● Records for processing:
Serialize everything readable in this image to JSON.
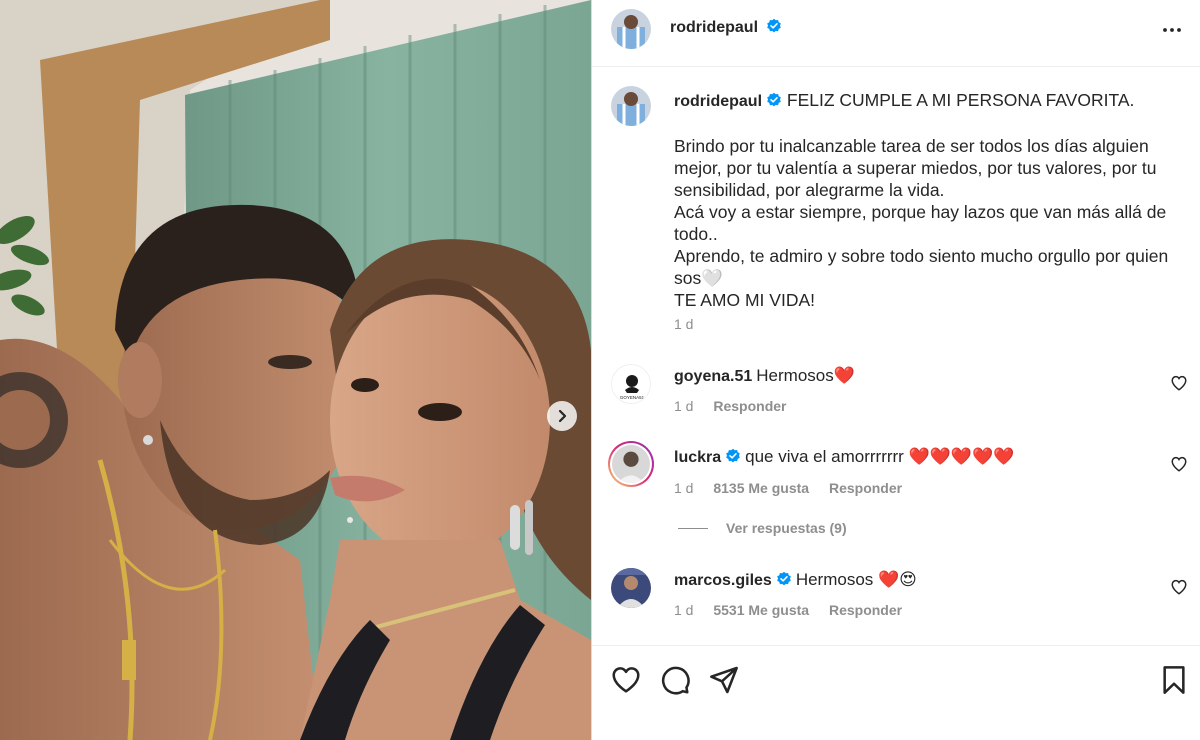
{
  "post": {
    "username": "rodridepaul",
    "carousel_next_icon": "chevron-right-icon"
  },
  "caption": {
    "username": "rodridepaul",
    "first_line": "FELIZ CUMPLE A MI PERSONA FAVORITA.",
    "lines": [
      "Brindo por tu inalcanzable tarea de ser todos los días alguien",
      "mejor, por tu valentía a superar miedos, por tus valores, por tu",
      "sensibilidad, por alegrarme la vida.",
      "Acá voy a estar siempre, porque hay lazos que van más allá de",
      "todo..",
      "Aprendo, te admiro y sobre todo siento mucho orgullo por quien",
      "sos🤍",
      "TE AMO MI VIDA!"
    ],
    "time": "1 d"
  },
  "comments": [
    {
      "username": "goyena.51",
      "verified": false,
      "text": "Hermosos❤️",
      "time": "1 d",
      "likes": "",
      "reply_label": "Responder"
    },
    {
      "username": "luckra",
      "verified": true,
      "text": "que viva el amorrrrrrr ❤️❤️❤️❤️❤️",
      "time": "1 d",
      "likes": "8135 Me gusta",
      "reply_label": "Responder"
    },
    {
      "username": "marcos.giles",
      "verified": true,
      "text": "Hermosos ❤️😍",
      "time": "1 d",
      "likes": "5531 Me gusta",
      "reply_label": "Responder"
    }
  ],
  "view_replies": "Ver respuestas (9)",
  "avatar_logo_text": "GOYENA51",
  "colors": {
    "verified": "#0095f6",
    "text": "#262626",
    "muted": "#8e8e8e",
    "story_ring": "#d62976"
  }
}
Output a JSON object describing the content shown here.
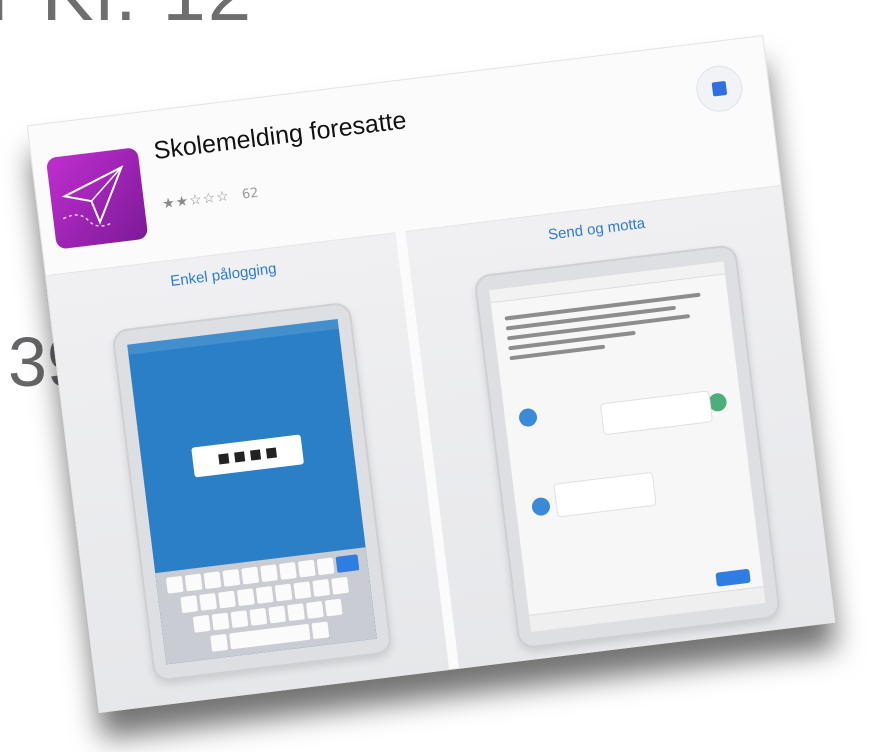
{
  "background": {
    "heading_text": "r Kl. 12",
    "number_text": "39"
  },
  "app_store": {
    "app_title": "Skolemelding foresatte",
    "developer": "",
    "rating_stars": "★★☆☆☆",
    "rating_count": "62"
  },
  "colors": {
    "accent": "#2c7bd9",
    "icon_purple": "#b02ac7",
    "login_blue": "#2a7fc6"
  },
  "screenshots": [
    {
      "caption": "Enkel pålogging",
      "subtitle": ""
    },
    {
      "caption": "Send og motta",
      "subtitle": ""
    }
  ]
}
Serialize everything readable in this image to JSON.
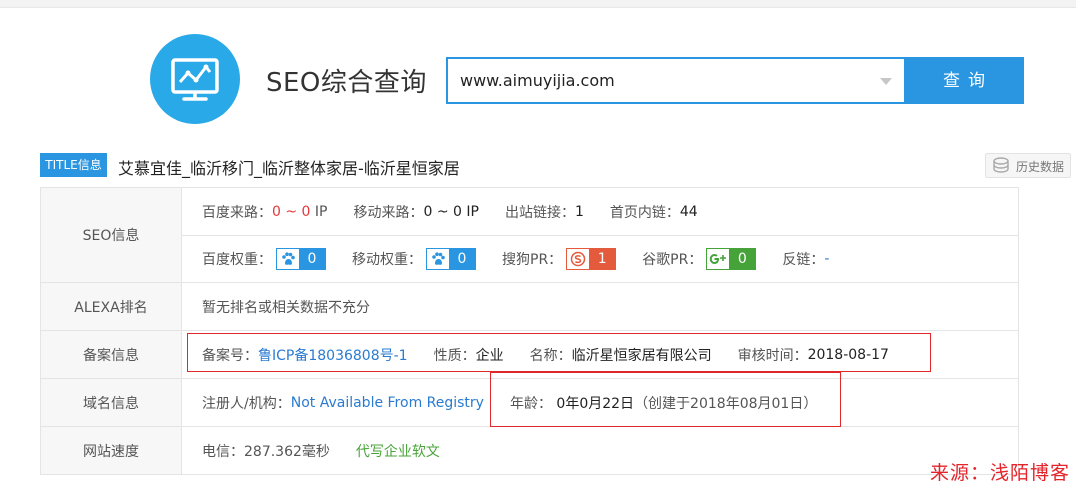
{
  "header": {
    "app_title": "SEO综合查询",
    "search_value": "www.aimuyijia.com",
    "search_button": "查询"
  },
  "title_row": {
    "badge": "TITLE信息",
    "text": "艾慕宜佳_临沂移门_临沂整体家居-临沂星恒家居",
    "history_label": "历史数据"
  },
  "seo": {
    "label": "SEO信息",
    "baidu_traffic_label": "百度来路：",
    "baidu_traffic_value": "0 ~ 0",
    "baidu_traffic_unit": "IP",
    "mobile_traffic_label": "移动来路：",
    "mobile_traffic_value": "0 ~ 0 IP",
    "outbound_label": "出站链接：",
    "outbound_value": "1",
    "inbound_label": "首页内链：",
    "inbound_value": "44",
    "baidu_weight_label": "百度权重：",
    "baidu_weight_value": "0",
    "mobile_weight_label": "移动权重：",
    "mobile_weight_value": "0",
    "sogou_pr_label": "搜狗PR：",
    "sogou_pr_value": "1",
    "google_pr_label": "谷歌PR：",
    "google_pr_value": "0",
    "backlinks_label": "反链：",
    "backlinks_value": "-"
  },
  "alexa": {
    "label": "ALEXA排名",
    "text": "暂无排名或相关数据不充分"
  },
  "icp": {
    "label": "备案信息",
    "number_label": "备案号：",
    "number_value": "鲁ICP备18036808号-1",
    "nature_label": "性质：",
    "nature_value": "企业",
    "name_label": "名称：",
    "name_value": "临沂星恒家居有限公司",
    "audit_label": "审核时间：",
    "audit_value": "2018-08-17"
  },
  "domain": {
    "label": "域名信息",
    "registrant_label": "注册人/机构：",
    "registrant_value": "Not Available From Registry",
    "age_label": "年龄：",
    "age_value": "0年0月22日",
    "created_text": "（创建于2018年08月01日）"
  },
  "speed": {
    "label": "网站速度",
    "telecom_label": "电信：",
    "telecom_value": "287.362毫秒",
    "promo_link": "代写企业软文"
  },
  "watermark": "来源：浅陌博客",
  "colors": {
    "accent": "#2a95e0",
    "logo": "#29a9e8",
    "red": "#e4393c",
    "sogou": "#e45a3c",
    "google": "#46a33a",
    "highlight_box": "#e0282b"
  },
  "icons": [
    "monitor-chart-icon",
    "dropdown-caret-icon",
    "history-icon",
    "baidu-paw-icon",
    "sogou-icon",
    "google-plus-icon"
  ]
}
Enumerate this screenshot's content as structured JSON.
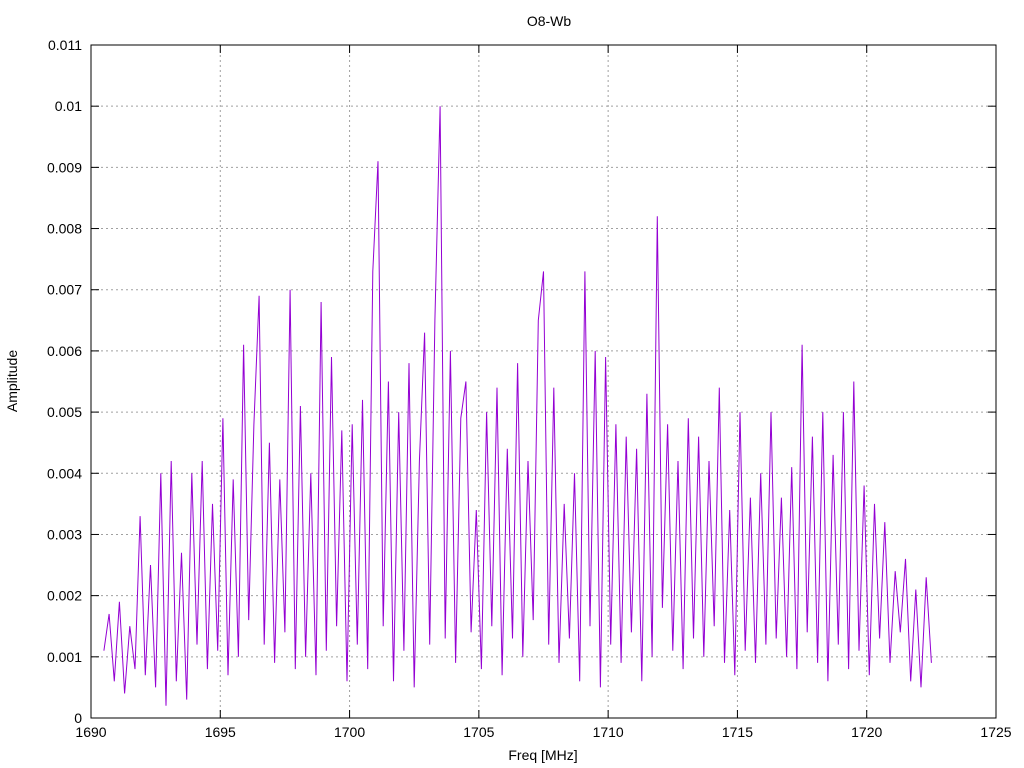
{
  "chart_data": {
    "type": "line",
    "title": "O8-Wb",
    "xlabel": "Freq [MHz]",
    "ylabel": "Amplitude",
    "xlim": [
      1690,
      1725
    ],
    "ylim": [
      0,
      0.011
    ],
    "xticks": [
      1690,
      1695,
      1700,
      1705,
      1710,
      1715,
      1720,
      1725
    ],
    "xtick_labels": [
      "1690",
      "1695",
      "1700",
      "1705",
      "1710",
      "1715",
      "1720",
      "1725"
    ],
    "yticks": [
      0,
      0.001,
      0.002,
      0.003,
      0.004,
      0.005,
      0.006,
      0.007,
      0.008,
      0.009,
      0.01,
      0.011
    ],
    "ytick_labels": [
      "0",
      "0.001",
      "0.002",
      "0.003",
      "0.004",
      "0.005",
      "0.006",
      "0.007",
      "0.008",
      "0.009",
      "0.01",
      "0.011"
    ],
    "grid": true,
    "series_color": "#9400D3",
    "x_start": 1690.5,
    "x_step": 0.2,
    "values": [
      0.0011,
      0.0017,
      0.0006,
      0.0019,
      0.0004,
      0.0015,
      0.0008,
      0.0033,
      0.0007,
      0.0025,
      0.0005,
      0.004,
      0.0002,
      0.0042,
      0.0006,
      0.0027,
      0.0003,
      0.004,
      0.0012,
      0.0042,
      0.0008,
      0.0035,
      0.0011,
      0.0049,
      0.0007,
      0.0039,
      0.001,
      0.0061,
      0.0016,
      0.0048,
      0.0069,
      0.0012,
      0.0045,
      0.0009,
      0.0039,
      0.0014,
      0.007,
      0.0008,
      0.0051,
      0.001,
      0.004,
      0.0007,
      0.0068,
      0.0011,
      0.0059,
      0.0015,
      0.0047,
      0.0006,
      0.0048,
      0.0012,
      0.0052,
      0.0008,
      0.0073,
      0.0091,
      0.0015,
      0.0055,
      0.0006,
      0.005,
      0.0011,
      0.0058,
      0.0005,
      0.0042,
      0.0063,
      0.0012,
      0.0065,
      0.01,
      0.0013,
      0.006,
      0.0009,
      0.0049,
      0.0055,
      0.0014,
      0.0034,
      0.0008,
      0.005,
      0.0015,
      0.0054,
      0.0007,
      0.0044,
      0.0013,
      0.0058,
      0.001,
      0.0042,
      0.0016,
      0.0065,
      0.0073,
      0.0012,
      0.0054,
      0.0009,
      0.0035,
      0.0013,
      0.004,
      0.0006,
      0.0073,
      0.0015,
      0.006,
      0.0005,
      0.0059,
      0.0012,
      0.0048,
      0.0009,
      0.0046,
      0.0014,
      0.0044,
      0.0006,
      0.0053,
      0.001,
      0.0082,
      0.0018,
      0.0048,
      0.0011,
      0.0042,
      0.0008,
      0.0049,
      0.0013,
      0.0046,
      0.001,
      0.0042,
      0.0015,
      0.0054,
      0.0009,
      0.0034,
      0.0007,
      0.005,
      0.0011,
      0.0036,
      0.0009,
      0.004,
      0.0012,
      0.005,
      0.0013,
      0.0036,
      0.001,
      0.0041,
      0.0008,
      0.0061,
      0.0014,
      0.0046,
      0.0009,
      0.005,
      0.0006,
      0.0043,
      0.0012,
      0.005,
      0.0008,
      0.0055,
      0.0011,
      0.0038,
      0.0007,
      0.0035,
      0.0013,
      0.0032,
      0.0009,
      0.0024,
      0.0014,
      0.0026,
      0.0006,
      0.0021,
      0.0005,
      0.0023,
      0.0009
    ]
  }
}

● What to do:
Extract all lines of the records above that include "caption".

● The answer:
  "caption": {
      "caption": "Enkel pålogging",
      "caption": "Send og motta",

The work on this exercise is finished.